[ITEMS]
┌──
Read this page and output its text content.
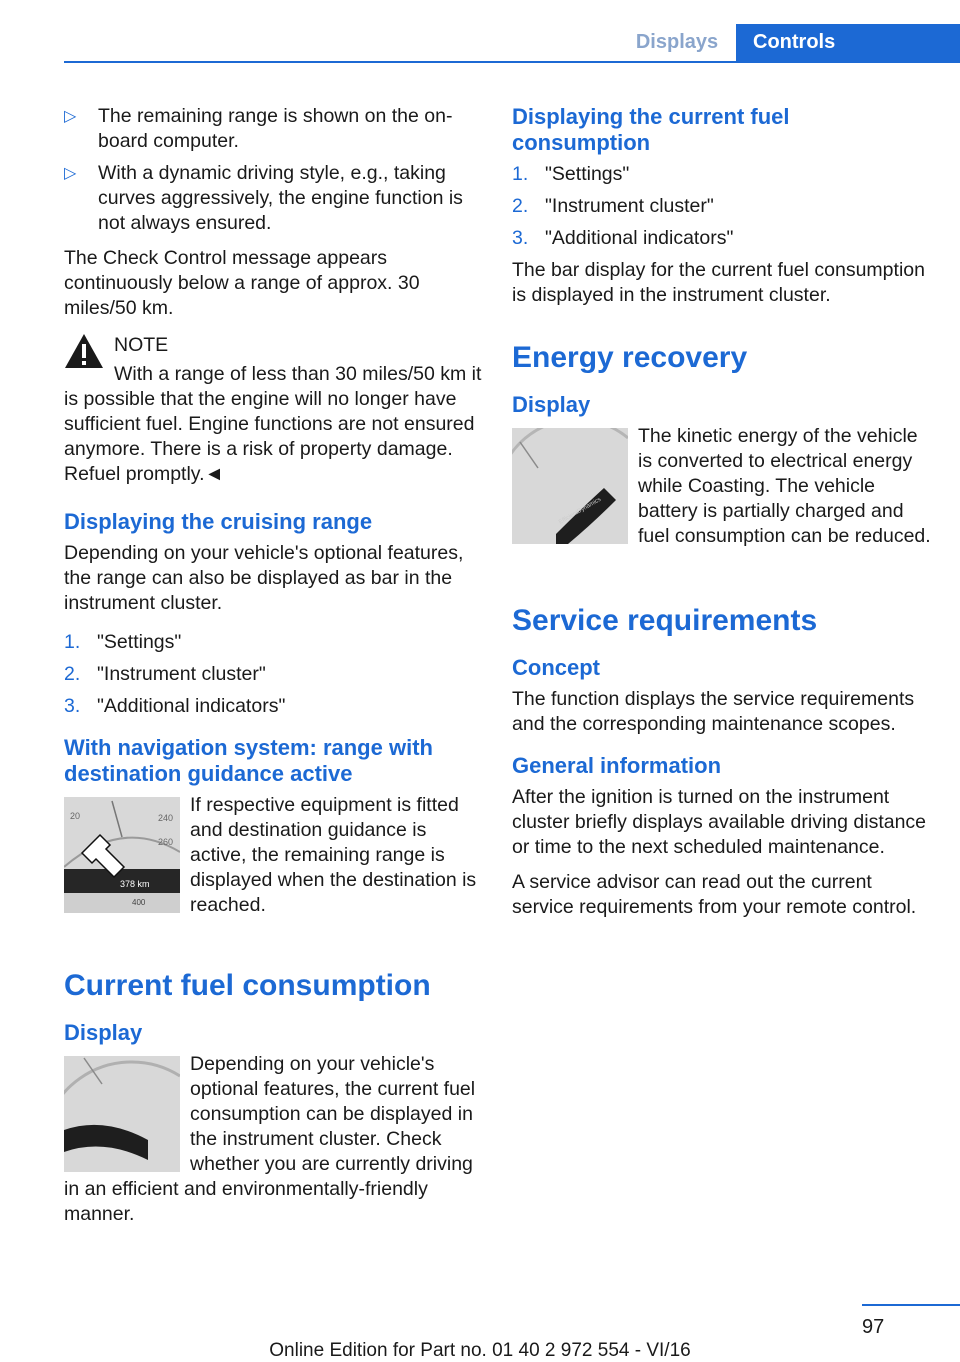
Displays	Controls
▷	The remaining range is shown on the on-board computer.
▷	With a dynamic driving style, e.g., taking curves aggressively, the engine function is not always ensured.

The Check Control message appears continuously below a range of approx. 30 miles/50 km.

NOTE

With a range of less than 30 miles/50 km it is possible that the engine will no longer have sufficient fuel. Engine functions are not ensured anymore. There is a risk of property damage. Refuel promptly.◄

Displaying the cruising range

Depending on your vehicle's optional features, the range can also be displayed as bar in the instrument cluster.

1. "Settings"
2. "Instrument cluster"
3. "Additional indicators"
With navigation system: range with destination guidance active
20	240
260
378 km
400

If respective equipment is fitted and destination guidance is active, the remaining range is displayed when the destination is reached.

Current fuel consumption
Display

Depending on your vehicle's optional features, the current fuel consumption can be displayed in the instrument cluster. Check whether you are currently driving in an efficient and environmentally-friendly manner.

Displaying the current fuel consumption
1. "Settings"
2. "Instrument cluster"
3. "Additional indicators"

The bar display for the current fuel consumption is displayed in the instrument cluster.

Energy recovery
Display
EfficientDynamics

The kinetic energy of the vehicle is converted to electrical energy while Coasting. The vehicle battery is partially charged and fuel consumption can be reduced.

Service requirements
Concept

The function displays the service requirements and the corresponding maintenance scopes.

General information

After the ignition is turned on the instrument cluster briefly displays available driving distance or time to the next scheduled maintenance.

A service advisor can read out the current service requirements from your remote control.

97
Online Edition for Part no. 01 40 2 972 554 - VI/16
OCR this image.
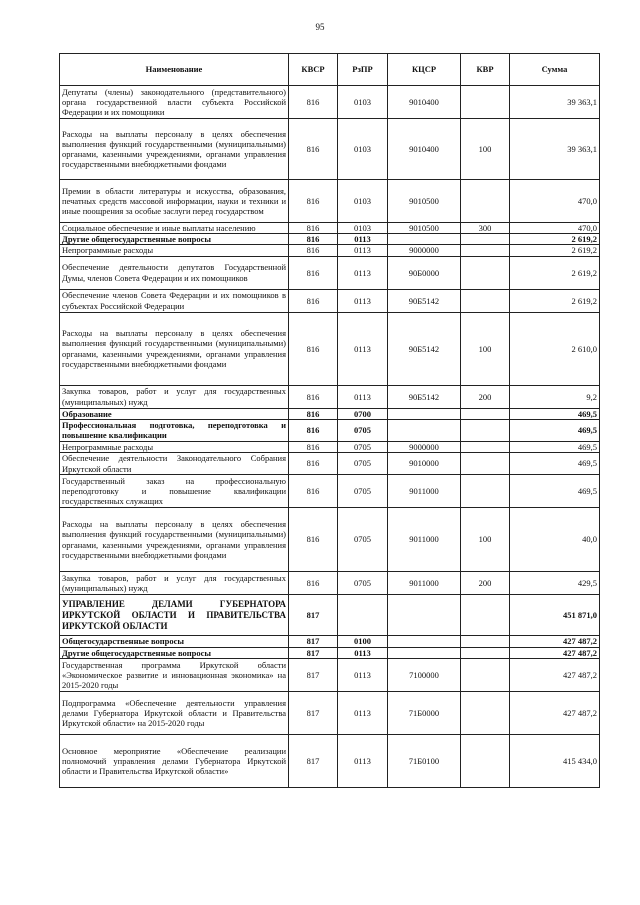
95
Наименование	КВСР	РзПР	КЦСР	КВР	Сумма
Депутаты (члены) законодательного (представительного) органа государственной власти субъекта Российской Федерации и их помощники	816	0103	9010400		39 363,1
Расходы на выплаты персоналу в целях обеспечения выполнения функций государственными (муниципальными) органами, казенными учреждениями, органами управления государственными внебюджетными фондами	816	0103	9010400	100	39 363,1
Премии в области литературы и искусства, образования, печатных средств массовой информации, науки и техники и иные поощрения за особые заслуги перед государством	816	0103	9010500		470,0
Социальное обеспечение и иные выплаты населению	816	0103	9010500	300	470,0
Другие общегосударственные вопросы	816	0113			2 619,2
Непрограммные расходы	816	0113	9000000		2 619,2
Обеспечение деятельности депутатов Государственной Думы, членов Совета Федерации и их помощников	816	0113	90Б0000		2 619,2
Обеспечение членов Совета Федерации и их помощников в субъектах Российской Федерации	816	0113	90Б5142		2 619,2
Расходы на выплаты персоналу в целях обеспечения выполнения функций государственными (муниципальными) органами, казенными учреждениями, органами управления государственными внебюджетными фондами	816	0113	90Б5142	100	2 610,0
Закупка товаров, работ и услуг для государственных (муниципальных) нужд	816	0113	90Б5142	200	9,2
Образование	816	0700			469,5
Профессиональная подготовка, переподготовка и повышение квалификации	816	0705			469,5
Непрограммные расходы	816	0705	9000000		469,5
Обеспечение деятельности Законодательного Собрания Иркутской области	816	0705	9010000		469,5
Государственный заказ на профессиональную переподготовку и повышение квалификации государственных служащих	816	0705	9011000		469,5
Расходы на выплаты персоналу в целях обеспечения выполнения функций государственными (муниципальными) органами, казенными учреждениями, органами управления государственными внебюджетными фондами	816	0705	9011000	100	40,0
Закупка товаров, работ и услуг для государственных (муниципальных) нужд	816	0705	9011000	200	429,5
УПРАВЛЕНИЕ ДЕЛАМИ ГУБЕРНАТОРА ИРКУТСКОЙ ОБЛАСТИ И ПРАВИТЕЛЬСТВА ИРКУТСКОЙ ОБЛАСТИ	817				451 871,0
Общегосударственные вопросы	817	0100			427 487,2
Другие общегосударственные вопросы	817	0113			427 487,2
Государственная программа Иркутской области «Экономическое развитие и инновационная экономика» на 2015-2020 годы	817	0113	7100000		427 487,2
Подпрограмма «Обеспечение деятельности управления делами Губернатора Иркутской области и Правительства Иркутской области» на 2015-2020 годы	817	0113	71Б0000		427 487,2
Основное мероприятие «Обеспечение реализации полномочий управления делами Губернатора Иркутской области и Правительства Иркутской области»	817	0113	71Б0100		415 434,0
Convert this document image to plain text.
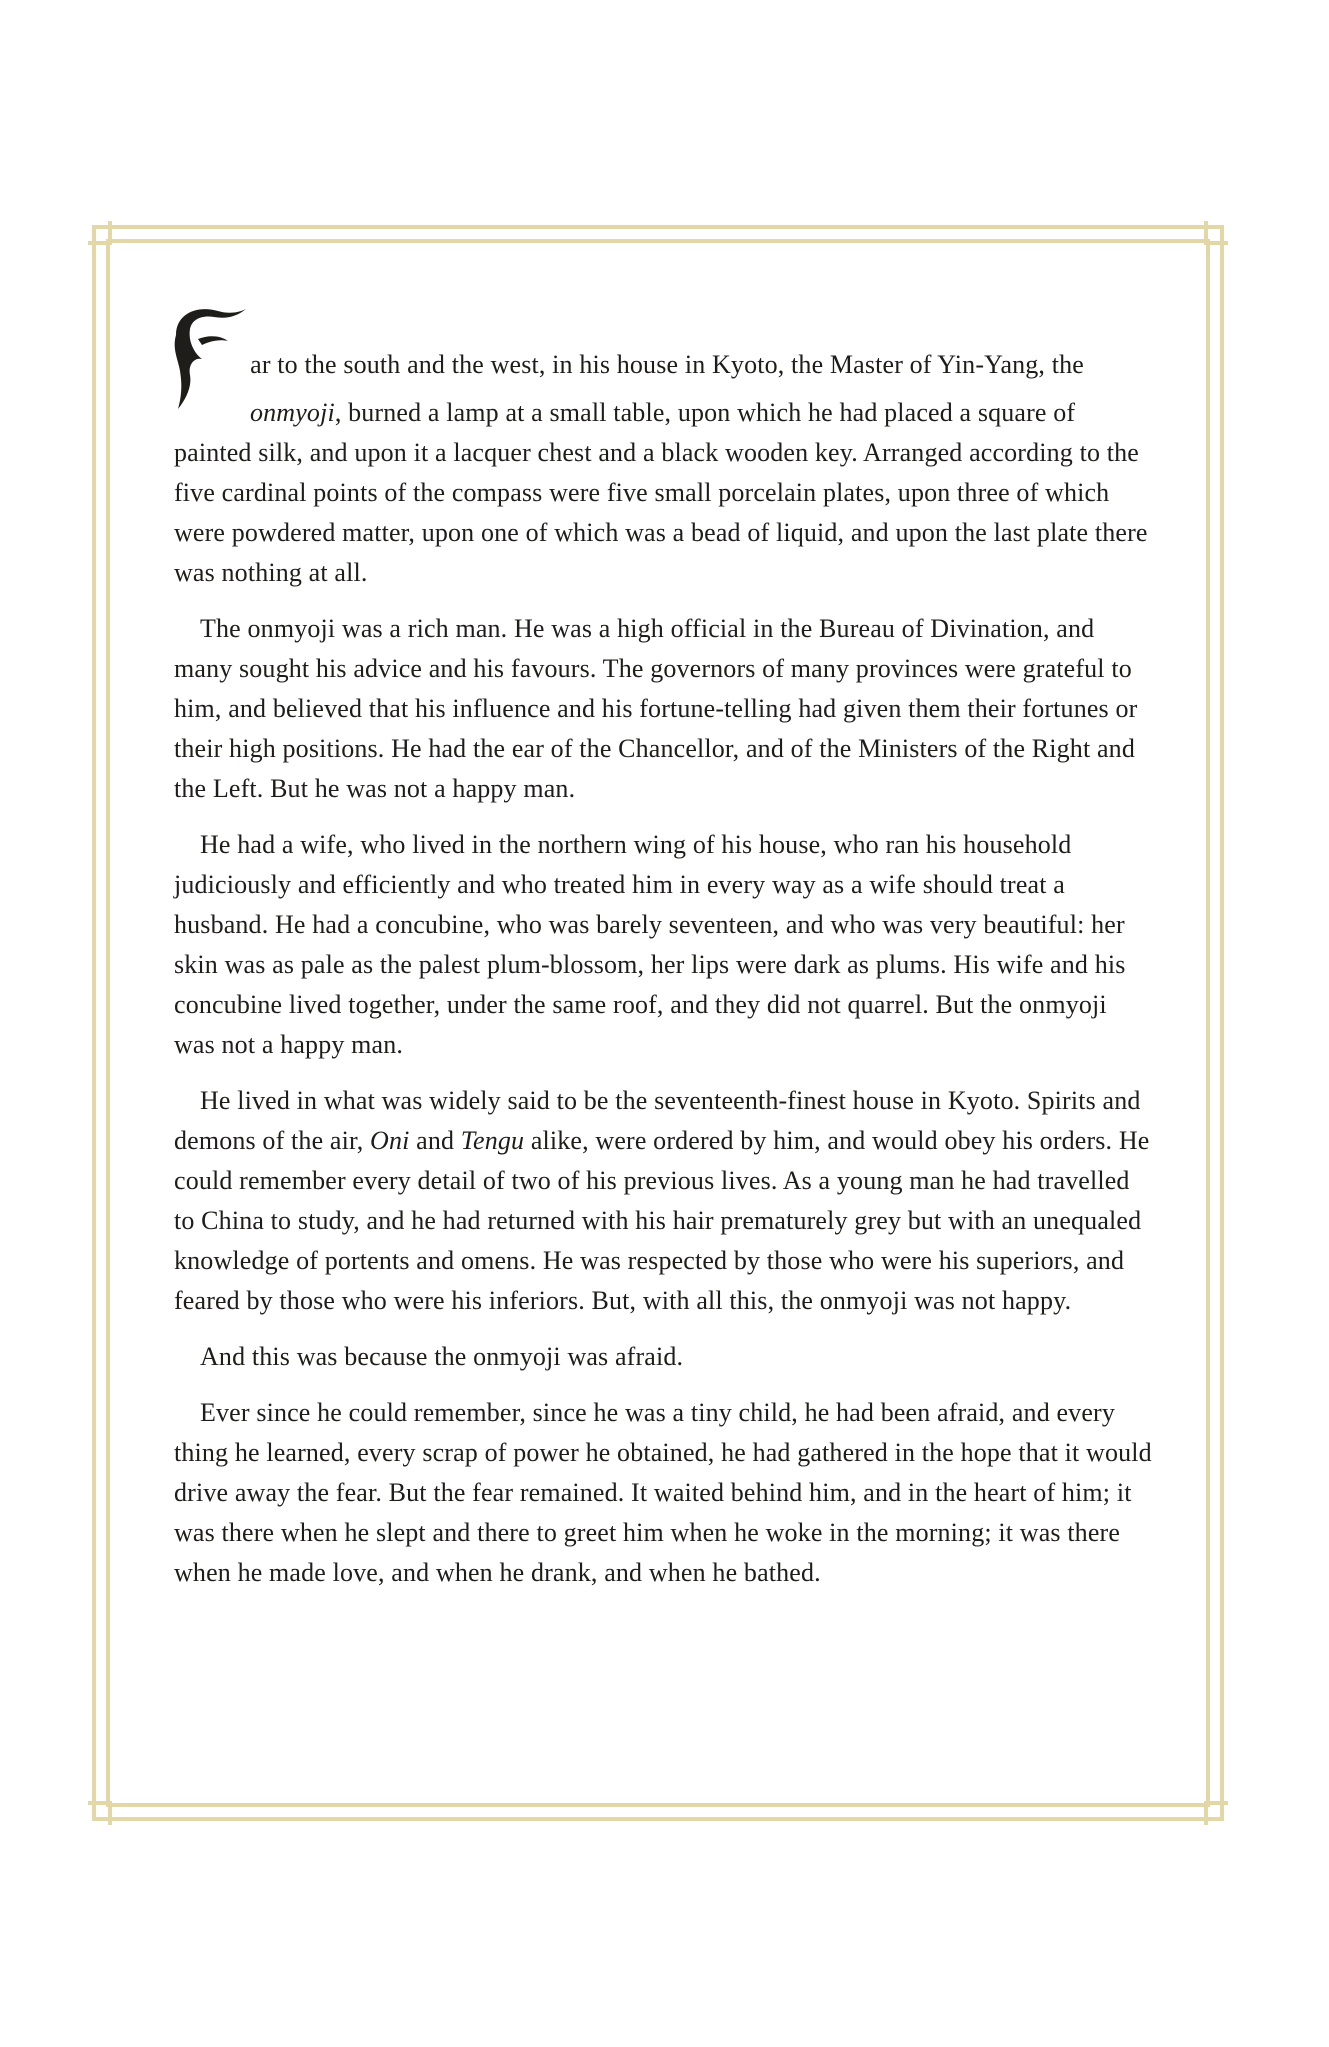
ar to the south and the west, in his house in Kyoto, the Master of Yin-Yang, the onmyoji, burned a lamp at a small table, upon which he had placed a square of painted silk, and upon it a lacquer chest and a black wooden key. Arranged according to the five cardinal points of the compass were five small porcelain plates, upon three of which were powdered matter, upon one of which was a bead of liquid, and upon the last plate there was nothing at all.

The onmyoji was a rich man. He was a high official in the Bureau of Divination, and many sought his advice and his favours. The governors of many provinces were grateful to him, and believed that his influence and his fortune-telling had given them their fortunes or their high positions. He had the ear of the Chancellor, and of the Ministers of the Right and the Left. But he was not a happy man.

He had a wife, who lived in the northern wing of his house, who ran his household judiciously and efficiently and who treated him in every way as a wife should treat a husband. He had a concubine, who was barely seventeen, and who was very beautiful: her skin was as pale as the palest plum-blossom, her lips were dark as plums. His wife and his concubine lived together, under the same roof, and they did not quarrel. But the onmyoji was not a happy man.

He lived in what was widely said to be the seventeenth-finest house in Kyoto. Spirits and demons of the air, Oni and Tengu alike, were ordered by him, and would obey his orders. He could remember every detail of two of his previous lives. As a young man he had travelled to China to study, and he had returned with his hair prematurely grey but with an unequaled knowledge of portents and omens. He was respected by those who were his superiors, and feared by those who were his inferiors. But, with all this, the onmyoji was not happy.

And this was because the onmyoji was afraid.

Ever since he could remember, since he was a tiny child, he had been afraid, and every thing he learned, every scrap of power he obtained, he had gathered in the hope that it would drive away the fear. But the fear remained. It waited behind him, and in the heart of him; it was there when he slept and there to greet him when he woke in the morning; it was there when he made love, and when he drank, and when he bathed.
└──
[BRIEF] Write out every line above exactly as it is, leaving out the pictures.

[FINISHED TASK]
Read this page and output its text content.
Displays	Controls
▷	The remaining range is shown on the on-board computer.
▷	With a dynamic driving style, e.g., taking curves aggressively, the engine function is not always ensured.

The Check Control message appears continuously below a range of approx. 30 miles/50 km.

NOTE

With a range of less than 30 miles/50 km it is possible that the engine will no longer have sufficient fuel. Engine functions are not ensured anymore. There is a risk of property damage. Refuel promptly.◄

Displaying the cruising range

Depending on your vehicle's optional features, the range can also be displayed as bar in the instrument cluster.

1. "Settings"
2. "Instrument cluster"
3. "Additional indicators"
With navigation system: range with destination guidance active
20	240
260
378 km
400

If respective equipment is fitted and destination guidance is active, the remaining range is displayed when the destination is reached.

Current fuel consumption
Display

Depending on your vehicle's optional features, the current fuel consumption can be displayed in the instrument cluster. Check whether you are currently driving in an efficient and environmentally-friendly manner.

Displaying the current fuel consumption
1. "Settings"
2. "Instrument cluster"
3. "Additional indicators"

The bar display for the current fuel consumption is displayed in the instrument cluster.

Energy recovery
Display
EfficientDynamics

The kinetic energy of the vehicle is converted to electrical energy while Coasting. The vehicle battery is partially charged and fuel consumption can be reduced.

Service requirements
Concept

The function displays the service requirements and the corresponding maintenance scopes.

General information

After the ignition is turned on the instrument cluster briefly displays available driving distance or time to the next scheduled maintenance.

A service advisor can read out the current service requirements from your remote control.

97
Online Edition for Part no. 01 40 2 972 554 - VI/16
OCR this image.
95
Наименование	КВСР	РзПР	КЦСР	КВР	Сумма
Депутаты (члены) законодательного (представительного) органа государственной власти субъекта Российской Федерации и их помощники	816	0103	9010400		39 363,1
Расходы на выплаты персоналу в целях обеспечения выполнения функций государственными (муниципальными) органами, казенными учреждениями, органами управления государственными внебюджетными фондами	816	0103	9010400	100	39 363,1
Премии в области литературы и искусства, образования, печатных средств массовой информации, науки и техники и иные поощрения за особые заслуги перед государством	816	0103	9010500		470,0
Социальное обеспечение и иные выплаты населению	816	0103	9010500	300	470,0
Другие общегосударственные вопросы	816	0113			2 619,2
Непрограммные расходы	816	0113	9000000		2 619,2
Обеспечение деятельности депутатов Государственной Думы, членов Совета Федерации и их помощников	816	0113	90Б0000		2 619,2
Обеспечение членов Совета Федерации и их помощников в субъектах Российской Федерации	816	0113	90Б5142		2 619,2
Расходы на выплаты персоналу в целях обеспечения выполнения функций государственными (муниципальными) органами, казенными учреждениями, органами управления государственными внебюджетными фондами	816	0113	90Б5142	100	2 610,0
Закупка товаров, работ и услуг для государственных (муниципальных) нужд	816	0113	90Б5142	200	9,2
Образование	816	0700			469,5
Профессиональная подготовка, переподготовка и повышение квалификации	816	0705			469,5
Непрограммные расходы	816	0705	9000000		469,5
Обеспечение деятельности Законодательного Собрания Иркутской области	816	0705	9010000		469,5
Государственный заказ на профессиональную переподготовку и повышение квалификации государственных служащих	816	0705	9011000		469,5
Расходы на выплаты персоналу в целях обеспечения выполнения функций государственными (муниципальными) органами, казенными учреждениями, органами управления государственными внебюджетными фондами	816	0705	9011000	100	40,0
Закупка товаров, работ и услуг для государственных (муниципальных) нужд	816	0705	9011000	200	429,5
УПРАВЛЕНИЕ ДЕЛАМИ ГУБЕРНАТОРА ИРКУТСКОЙ ОБЛАСТИ И ПРАВИТЕЛЬСТВА ИРКУТСКОЙ ОБЛАСТИ	817				451 871,0
Общегосударственные вопросы	817	0100			427 487,2
Другие общегосударственные вопросы	817	0113			427 487,2
Государственная программа Иркутской области «Экономическое развитие и инновационная экономика» на 2015-2020 годы	817	0113	7100000		427 487,2
Подпрограмма «Обеспечение деятельности управления делами Губернатора Иркутской области и Правительства Иркутской области» на 2015-2020 годы	817	0113	71Б0000		427 487,2
Основное мероприятие «Обеспечение реализации полномочий управления делами Губернатора Иркутской области и Правительства Иркутской области»	817	0113	71Б0100		415 434,0
Convert this document image to plain text.
ar to the south and the west, in his house in Kyoto, the Master of Yin-Yang, the onmyoji, burned a lamp at a small table, upon which he had placed a square of painted silk, and upon it a lacquer chest and a black wooden key. Arranged according to the five cardinal points of the compass were five small porcelain plates, upon three of which were powdered matter, upon one of which was a bead of liquid, and upon the last plate there was nothing at all.

The onmyoji was a rich man. He was a high official in the Bureau of Divination, and many sought his advice and his favours. The governors of many provinces were grateful to him, and believed that his influence and his fortune-telling had given them their fortunes or their high positions. He had the ear of the Chancellor, and of the Ministers of the Right and the Left. But he was not a happy man.

He had a wife, who lived in the northern wing of his house, who ran his household judiciously and efficiently and who treated him in every way as a wife should treat a husband. He had a concubine, who was barely seventeen, and who was very beautiful: her skin was as pale as the palest plum-blossom, her lips were dark as plums. His wife and his concubine lived together, under the same roof, and they did not quarrel. But the onmyoji was not a happy man.

He lived in what was widely said to be the seventeenth-finest house in Kyoto. Spirits and demons of the air, Oni and Tengu alike, were ordered by him, and would obey his orders. He could remember every detail of two of his previous lives. As a young man he had travelled to China to study, and he had returned with his hair prematurely grey but with an unequaled knowledge of portents and omens. He was respected by those who were his superiors, and feared by those who were his inferiors. But, with all this, the onmyoji was not happy.

And this was because the onmyoji was afraid.

Ever since he could remember, since he was a tiny child, he had been afraid, and every thing he learned, every scrap of power he obtained, he had gathered in the hope that it would drive away the fear. But the fear remained. It waited behind him, and in the heart of him; it was there when he slept and there to greet him when he woke in the morning; it was there when he made love, and when he drank, and when he bathed.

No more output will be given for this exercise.